** Begin Task material **

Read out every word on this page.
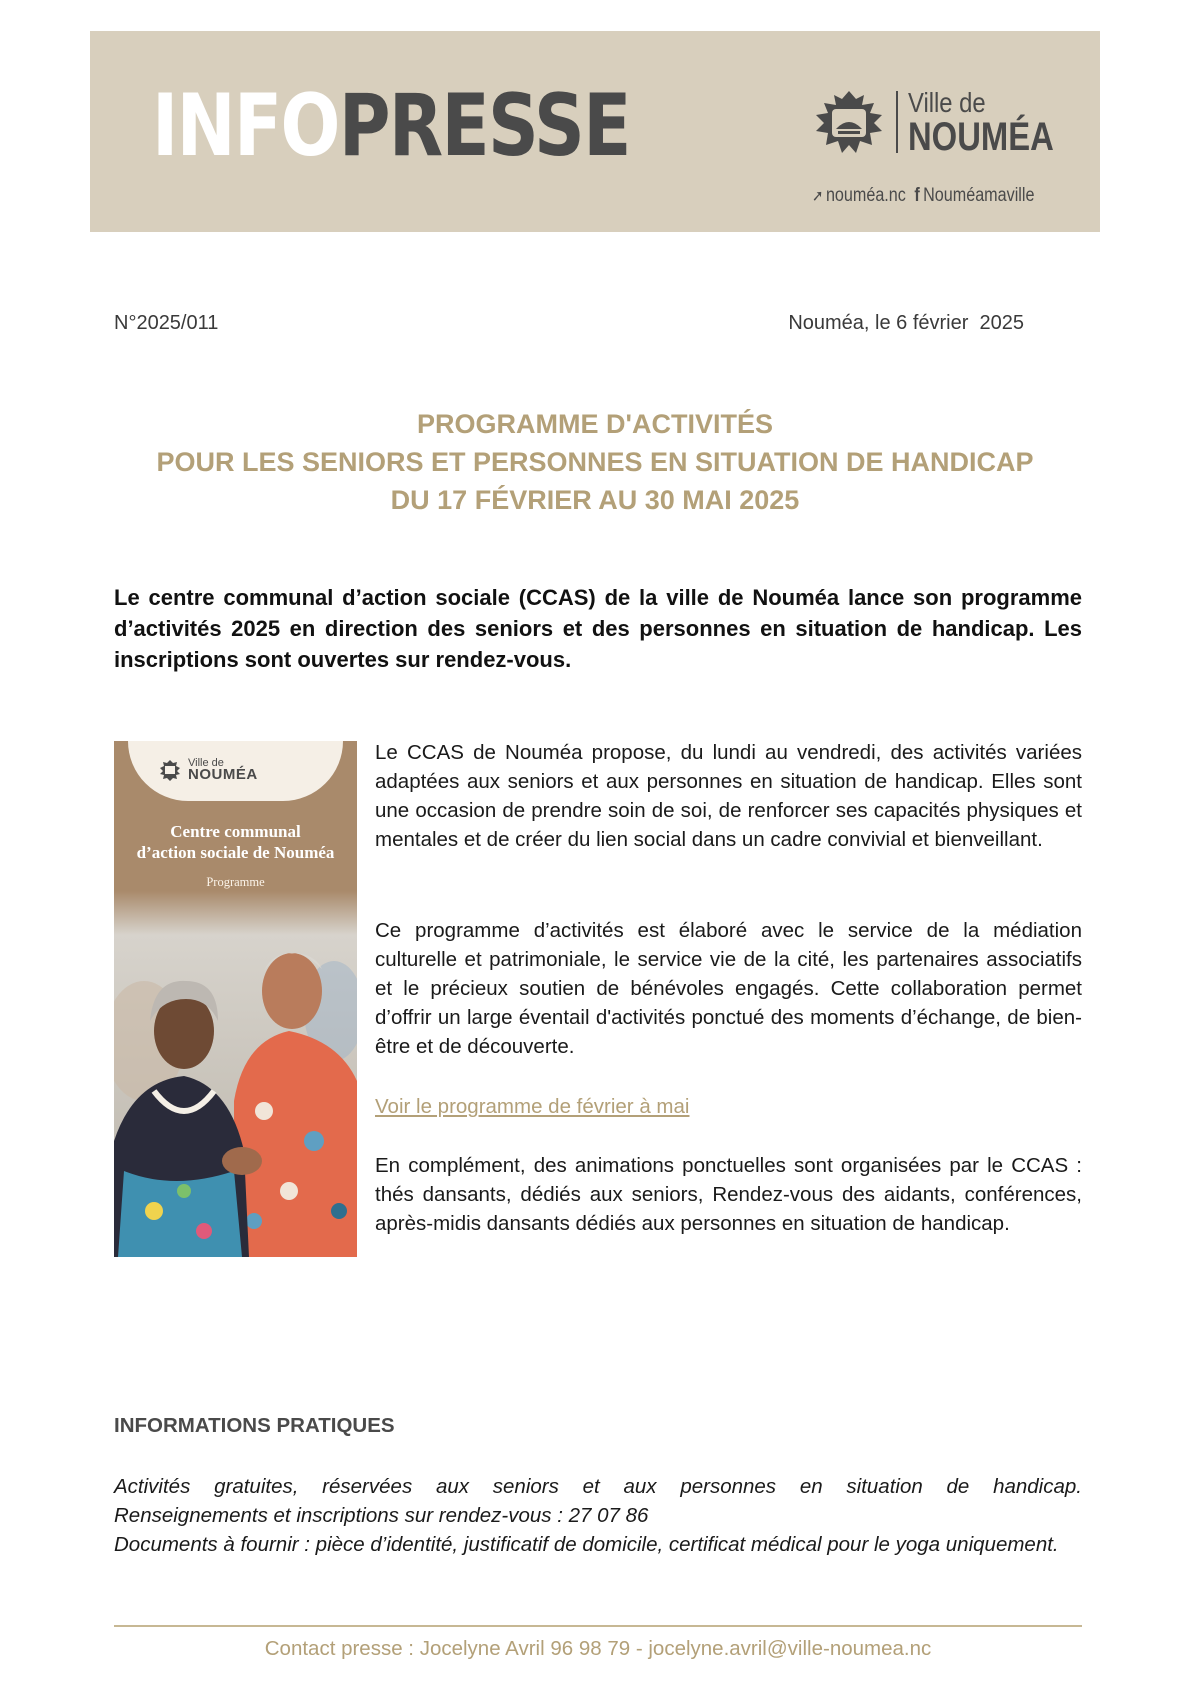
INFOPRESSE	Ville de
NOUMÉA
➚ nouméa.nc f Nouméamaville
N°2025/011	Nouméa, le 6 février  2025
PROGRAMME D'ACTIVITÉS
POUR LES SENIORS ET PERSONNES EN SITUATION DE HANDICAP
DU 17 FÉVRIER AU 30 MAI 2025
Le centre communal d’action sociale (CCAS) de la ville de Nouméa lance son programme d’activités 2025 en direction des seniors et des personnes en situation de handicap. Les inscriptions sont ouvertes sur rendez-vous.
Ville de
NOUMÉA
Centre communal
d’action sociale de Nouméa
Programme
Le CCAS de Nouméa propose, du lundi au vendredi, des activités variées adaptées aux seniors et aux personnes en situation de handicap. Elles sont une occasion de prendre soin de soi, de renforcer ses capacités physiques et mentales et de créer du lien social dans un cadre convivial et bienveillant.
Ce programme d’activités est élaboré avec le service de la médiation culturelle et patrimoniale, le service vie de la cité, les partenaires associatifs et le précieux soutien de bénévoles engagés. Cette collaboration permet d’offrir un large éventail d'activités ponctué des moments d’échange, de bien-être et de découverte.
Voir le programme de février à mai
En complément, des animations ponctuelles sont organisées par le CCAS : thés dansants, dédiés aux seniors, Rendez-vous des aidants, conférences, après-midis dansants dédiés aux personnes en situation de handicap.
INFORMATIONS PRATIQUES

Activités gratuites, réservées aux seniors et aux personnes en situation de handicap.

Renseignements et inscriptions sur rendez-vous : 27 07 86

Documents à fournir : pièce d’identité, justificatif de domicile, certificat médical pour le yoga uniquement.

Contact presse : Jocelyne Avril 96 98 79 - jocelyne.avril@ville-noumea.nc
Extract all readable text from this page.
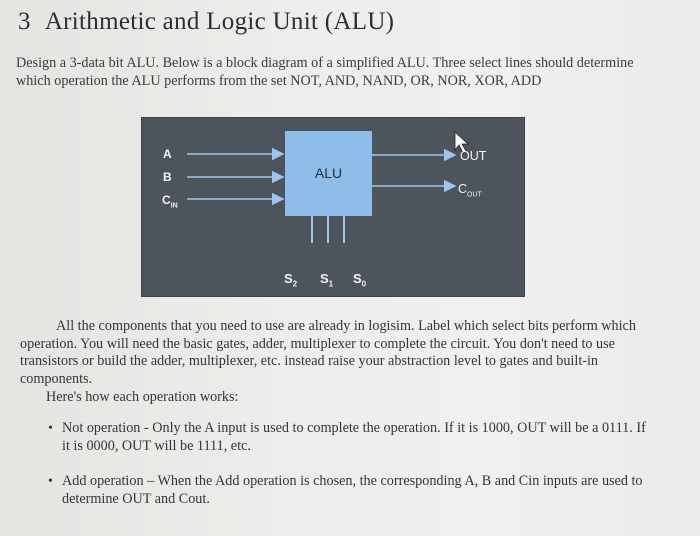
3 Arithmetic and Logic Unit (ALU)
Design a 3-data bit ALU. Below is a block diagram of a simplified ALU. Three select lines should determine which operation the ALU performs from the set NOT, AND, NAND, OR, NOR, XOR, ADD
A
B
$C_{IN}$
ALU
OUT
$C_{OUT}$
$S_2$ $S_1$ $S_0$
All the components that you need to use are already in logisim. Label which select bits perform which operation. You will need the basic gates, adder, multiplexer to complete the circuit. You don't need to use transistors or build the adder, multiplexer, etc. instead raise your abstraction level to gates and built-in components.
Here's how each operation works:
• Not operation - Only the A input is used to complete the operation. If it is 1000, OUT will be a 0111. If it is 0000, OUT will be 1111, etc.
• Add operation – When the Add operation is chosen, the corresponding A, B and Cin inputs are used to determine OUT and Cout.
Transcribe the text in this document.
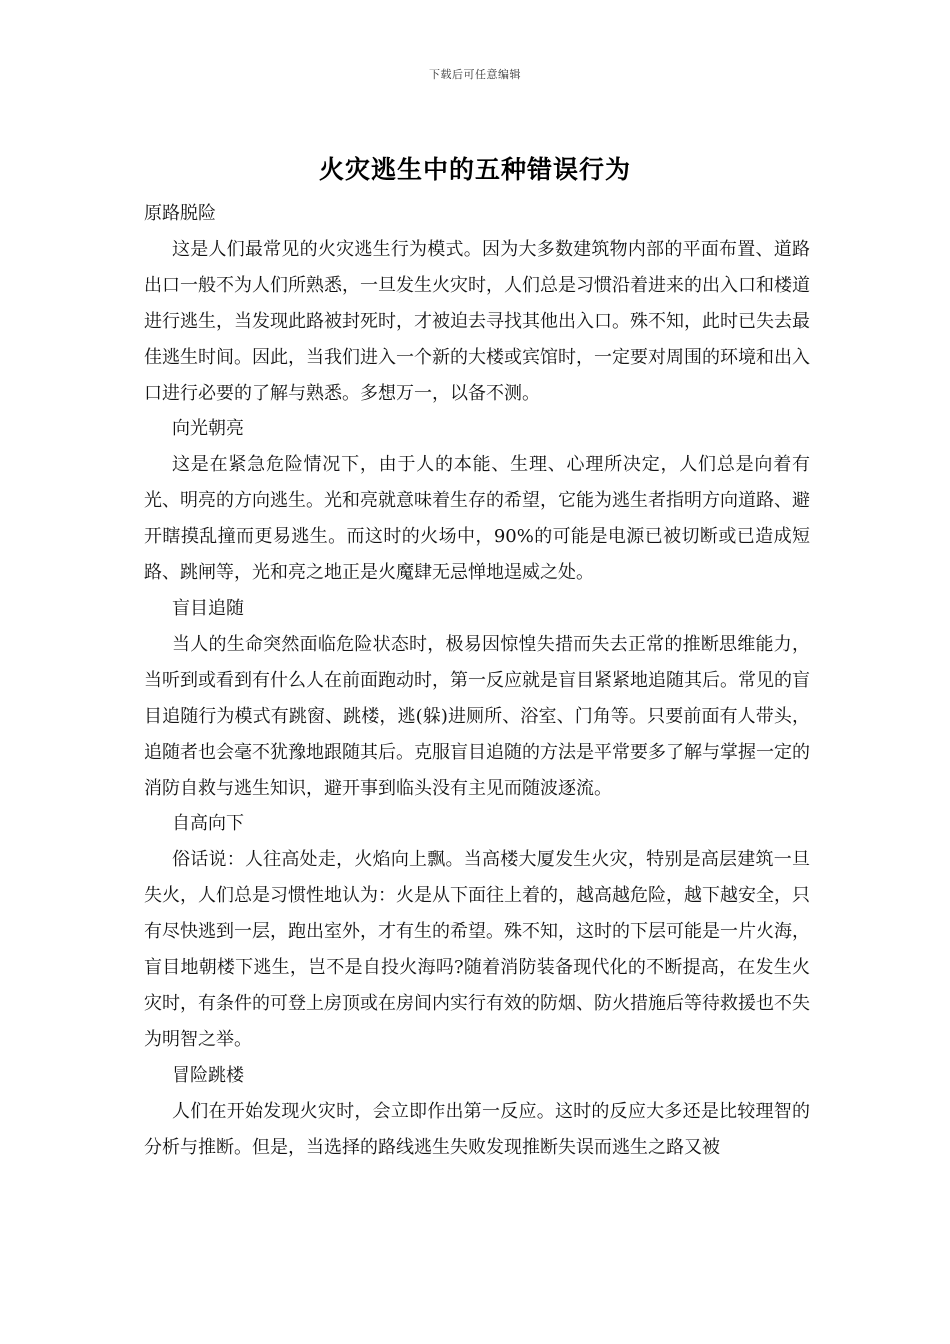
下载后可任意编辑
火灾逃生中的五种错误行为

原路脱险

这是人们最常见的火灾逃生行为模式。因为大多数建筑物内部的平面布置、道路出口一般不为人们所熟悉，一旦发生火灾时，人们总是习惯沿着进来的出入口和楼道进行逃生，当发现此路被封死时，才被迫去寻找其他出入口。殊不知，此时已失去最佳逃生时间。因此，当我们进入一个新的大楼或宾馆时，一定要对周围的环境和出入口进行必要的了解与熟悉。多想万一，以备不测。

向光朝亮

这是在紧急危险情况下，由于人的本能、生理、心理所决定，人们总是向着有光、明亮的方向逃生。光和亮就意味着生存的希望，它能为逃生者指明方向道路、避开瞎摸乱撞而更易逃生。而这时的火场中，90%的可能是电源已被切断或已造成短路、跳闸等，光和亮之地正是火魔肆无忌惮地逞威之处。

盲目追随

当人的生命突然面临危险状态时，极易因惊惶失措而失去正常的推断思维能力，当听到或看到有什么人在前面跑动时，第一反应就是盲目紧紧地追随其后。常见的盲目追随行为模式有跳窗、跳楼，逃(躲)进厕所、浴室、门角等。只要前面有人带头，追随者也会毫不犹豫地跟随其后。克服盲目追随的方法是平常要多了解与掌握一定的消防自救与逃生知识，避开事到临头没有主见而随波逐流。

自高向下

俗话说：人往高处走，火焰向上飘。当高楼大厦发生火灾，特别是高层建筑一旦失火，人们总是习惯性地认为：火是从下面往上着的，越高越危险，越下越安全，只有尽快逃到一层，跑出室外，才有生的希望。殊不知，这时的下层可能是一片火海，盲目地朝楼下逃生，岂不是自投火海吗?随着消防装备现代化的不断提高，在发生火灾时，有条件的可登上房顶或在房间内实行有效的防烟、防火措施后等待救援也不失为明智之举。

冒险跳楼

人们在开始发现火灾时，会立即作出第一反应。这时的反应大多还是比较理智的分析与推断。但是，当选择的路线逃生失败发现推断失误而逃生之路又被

** End Task material **

### Your goal
Copy every record above exactly, leaving out the pictures.

### Worked solution
Read out every word on this page.
INFOPRESSE	Ville de
NOUMÉA
➚ nouméa.nc f Nouméamaville
N°2025/011	Nouméa, le 6 février  2025
PROGRAMME D'ACTIVITÉS
POUR LES SENIORS ET PERSONNES EN SITUATION DE HANDICAP
DU 17 FÉVRIER AU 30 MAI 2025
Le centre communal d’action sociale (CCAS) de la ville de Nouméa lance son programme d’activités 2025 en direction des seniors et des personnes en situation de handicap. Les inscriptions sont ouvertes sur rendez-vous.
Ville de
NOUMÉA
Centre communal
d’action sociale de Nouméa
Programme
Le CCAS de Nouméa propose, du lundi au vendredi, des activités variées adaptées aux seniors et aux personnes en situation de handicap. Elles sont une occasion de prendre soin de soi, de renforcer ses capacités physiques et mentales et de créer du lien social dans un cadre convivial et bienveillant.
Ce programme d’activités est élaboré avec le service de la médiation culturelle et patrimoniale, le service vie de la cité, les partenaires associatifs et le précieux soutien de bénévoles engagés. Cette collaboration permet d’offrir un large éventail d'activités ponctué des moments d’échange, de bien-être et de découverte.
Voir le programme de février à mai
En complément, des animations ponctuelles sont organisées par le CCAS : thés dansants, dédiés aux seniors, Rendez-vous des aidants, conférences, après-midis dansants dédiés aux personnes en situation de handicap.
INFORMATIONS PRATIQUES

Activités gratuites, réservées aux seniors et aux personnes en situation de handicap.

Renseignements et inscriptions sur rendez-vous : 27 07 86

Documents à fournir : pièce d’identité, justificatif de domicile, certificat médical pour le yoga uniquement.

Contact presse : Jocelyne Avril 96 98 79 - jocelyne.avril@ville-noumea.nc
Extract all readable text from this page.
3 Arithmetic and Logic Unit (ALU)
Design a 3-data bit ALU. Below is a block diagram of a simplified ALU. Three select lines should determine which operation the ALU performs from the set NOT, AND, NAND, OR, NOR, XOR, ADD
A
B
$C_{IN}$
ALU
OUT
$C_{OUT}$
$S_2$ $S_1$ $S_0$
All the components that you need to use are already in logisim. Label which select bits perform which operation. You will need the basic gates, adder, multiplexer to complete the circuit. You don't need to use transistors or build the adder, multiplexer, etc. instead raise your abstraction level to gates and built-in components.
Here's how each operation works:
• Not operation - Only the A input is used to complete the operation. If it is 1000, OUT will be a 0111. If it is 0000, OUT will be 1111, etc.
• Add operation – When the Add operation is chosen, the corresponding A, B and Cin inputs are used to determine OUT and Cout.
Transcribe the text in this document.
下载后可任意编辑
火灾逃生中的五种错误行为

原路脱险

这是人们最常见的火灾逃生行为模式。因为大多数建筑物内部的平面布置、道路出口一般不为人们所熟悉，一旦发生火灾时，人们总是习惯沿着进来的出入口和楼道进行逃生，当发现此路被封死时，才被迫去寻找其他出入口。殊不知，此时已失去最佳逃生时间。因此，当我们进入一个新的大楼或宾馆时，一定要对周围的环境和出入口进行必要的了解与熟悉。多想万一，以备不测。

向光朝亮

这是在紧急危险情况下，由于人的本能、生理、心理所决定，人们总是向着有光、明亮的方向逃生。光和亮就意味着生存的希望，它能为逃生者指明方向道路、避开瞎摸乱撞而更易逃生。而这时的火场中，90%的可能是电源已被切断或已造成短路、跳闸等，光和亮之地正是火魔肆无忌惮地逞威之处。

盲目追随

当人的生命突然面临危险状态时，极易因惊惶失措而失去正常的推断思维能力，当听到或看到有什么人在前面跑动时，第一反应就是盲目紧紧地追随其后。常见的盲目追随行为模式有跳窗、跳楼，逃(躲)进厕所、浴室、门角等。只要前面有人带头，追随者也会毫不犹豫地跟随其后。克服盲目追随的方法是平常要多了解与掌握一定的消防自救与逃生知识，避开事到临头没有主见而随波逐流。

自高向下

俗话说：人往高处走，火焰向上飘。当高楼大厦发生火灾，特别是高层建筑一旦失火，人们总是习惯性地认为：火是从下面往上着的，越高越危险，越下越安全，只有尽快逃到一层，跑出室外，才有生的希望。殊不知，这时的下层可能是一片火海，盲目地朝楼下逃生，岂不是自投火海吗?随着消防装备现代化的不断提高，在发生火灾时，有条件的可登上房顶或在房间内实行有效的防烟、防火措施后等待救援也不失为明智之举。

冒险跳楼

人们在开始发现火灾时，会立即作出第一反应。这时的反应大多还是比较理智的分析与推断。但是，当选择的路线逃生失败发现推断失误而逃生之路又被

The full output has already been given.